YOUR TASK: Print every entry, word for word, and skip the images.

GIVEN ENTRIES:
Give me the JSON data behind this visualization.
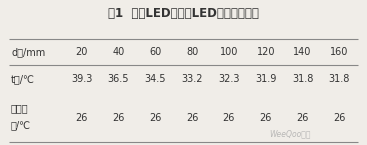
{
  "title": "表1  不同LED间距下LED的温度变化值",
  "col_header": [
    "d値/mm",
    "20",
    "40",
    "60",
    "80",
    "100",
    "120",
    "140",
    "160"
  ],
  "row0_label": "t値/℃",
  "row0_data": [
    "39.3",
    "36.5",
    "34.5",
    "33.2",
    "32.3",
    "31.9",
    "31.8",
    "31.8"
  ],
  "row1_label_line1": "环境温",
  "row1_label_line2": "度/℃",
  "row1_data": [
    "26",
    "26",
    "26",
    "26",
    "26",
    "26",
    "26",
    "26"
  ],
  "watermark": "WeeQoo维库",
  "bg_color": "#f0ede8",
  "text_color": "#333333",
  "line_color": "#888888",
  "title_fontsize": 8.5,
  "cell_fontsize": 7.0,
  "fig_width": 3.67,
  "fig_height": 1.45,
  "dpi": 100
}
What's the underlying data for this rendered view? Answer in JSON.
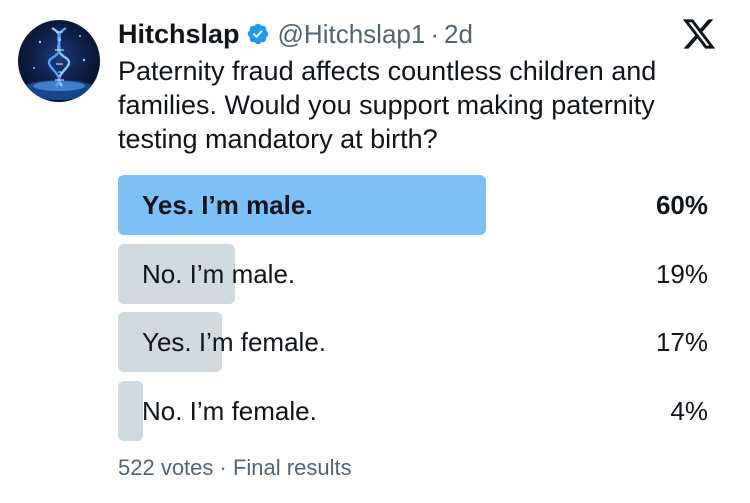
{
  "tweet": {
    "author_name": "Hitchslap",
    "handle": "@Hitchslap1",
    "separator": "·",
    "time": "2d",
    "text": "Paternity fraud affects countless children and families. Would you support making paternity testing mandatory at birth?"
  },
  "poll": {
    "options": [
      {
        "label": "Yes. I’m male.",
        "percent_label": "60%",
        "percent": 60,
        "winner": true
      },
      {
        "label": "No. I’m male.",
        "percent_label": "19%",
        "percent": 19,
        "winner": false
      },
      {
        "label": "Yes. I’m female.",
        "percent_label": "17%",
        "percent": 17,
        "winner": false
      },
      {
        "label": "No. I’m female.",
        "percent_label": "4%",
        "percent": 4,
        "winner": false
      }
    ],
    "votes": "522 votes",
    "separator": "·",
    "status": "Final results"
  },
  "colors": {
    "winner_bar": "#7cc1f6",
    "bar": "#cfd9de",
    "verified": "#1d9bf0",
    "secondary_text": "#536471"
  },
  "icons": {
    "verified": "verified-badge-icon",
    "platform": "x-logo-icon"
  }
}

SOLUTION:
Give me the JSON data behind this visualization.
{
  "title": "表1  不同LED间距下LED的温度变化值",
  "col_header": [
    "d値/mm",
    "20",
    "40",
    "60",
    "80",
    "100",
    "120",
    "140",
    "160"
  ],
  "row0_label": "t値/℃",
  "row0_data": [
    "39.3",
    "36.5",
    "34.5",
    "33.2",
    "32.3",
    "31.9",
    "31.8",
    "31.8"
  ],
  "row1_label_line1": "环境温",
  "row1_label_line2": "度/℃",
  "row1_data": [
    "26",
    "26",
    "26",
    "26",
    "26",
    "26",
    "26",
    "26"
  ],
  "watermark": "WeeQoo维库",
  "bg_color": "#f0ede8",
  "text_color": "#333333",
  "line_color": "#888888",
  "title_fontsize": 8.5,
  "cell_fontsize": 7.0,
  "fig_width": 3.67,
  "fig_height": 1.45,
  "dpi": 100
}
What's the underlying data for this rendered view? Answer in JSON.
{
  "tweet": {
    "author_name": "Hitchslap",
    "handle": "@Hitchslap1",
    "separator": "·",
    "time": "2d",
    "text": "Paternity fraud affects countless children and families. Would you support making paternity testing mandatory at birth?"
  },
  "poll": {
    "options": [
      {
        "label": "Yes. I’m male.",
        "percent_label": "60%",
        "percent": 60,
        "winner": true
      },
      {
        "label": "No. I’m male.",
        "percent_label": "19%",
        "percent": 19,
        "winner": false
      },
      {
        "label": "Yes. I’m female.",
        "percent_label": "17%",
        "percent": 17,
        "winner": false
      },
      {
        "label": "No. I’m female.",
        "percent_label": "4%",
        "percent": 4,
        "winner": false
      }
    ],
    "votes": "522 votes",
    "separator": "·",
    "status": "Final results"
  },
  "colors": {
    "winner_bar": "#7cc1f6",
    "bar": "#cfd9de",
    "verified": "#1d9bf0",
    "secondary_text": "#536471"
  },
  "icons": {
    "verified": "verified-badge-icon",
    "platform": "x-logo-icon"
  }
}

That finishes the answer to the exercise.